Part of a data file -
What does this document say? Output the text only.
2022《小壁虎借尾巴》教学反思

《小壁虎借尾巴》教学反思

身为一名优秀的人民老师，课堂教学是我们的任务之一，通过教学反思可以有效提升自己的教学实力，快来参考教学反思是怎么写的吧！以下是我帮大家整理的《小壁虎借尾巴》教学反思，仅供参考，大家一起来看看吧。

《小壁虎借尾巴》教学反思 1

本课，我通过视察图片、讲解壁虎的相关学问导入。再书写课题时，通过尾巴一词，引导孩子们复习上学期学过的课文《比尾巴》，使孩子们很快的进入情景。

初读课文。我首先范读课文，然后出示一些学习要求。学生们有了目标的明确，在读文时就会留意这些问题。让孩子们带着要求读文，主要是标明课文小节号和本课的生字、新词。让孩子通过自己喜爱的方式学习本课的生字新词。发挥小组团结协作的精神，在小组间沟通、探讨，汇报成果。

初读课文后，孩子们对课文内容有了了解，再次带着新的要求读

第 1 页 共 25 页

Objective - Copy out the lines that hold "教学反思".

Output for this task -
2022《小壁虎借尾巴》教学反思
《小壁虎借尾巴》教学反思
身为一名优秀的人民老师，课堂教学是我们的任务之一，通过教学反思可以有效提升自己的教学实力，快来参考教学反思是怎么写的吧！以下是我帮大家整理的《小壁虎借尾巴》教学反思，仅供参考，大家一起来看看吧。
《小壁虎借尾巴》教学反思 1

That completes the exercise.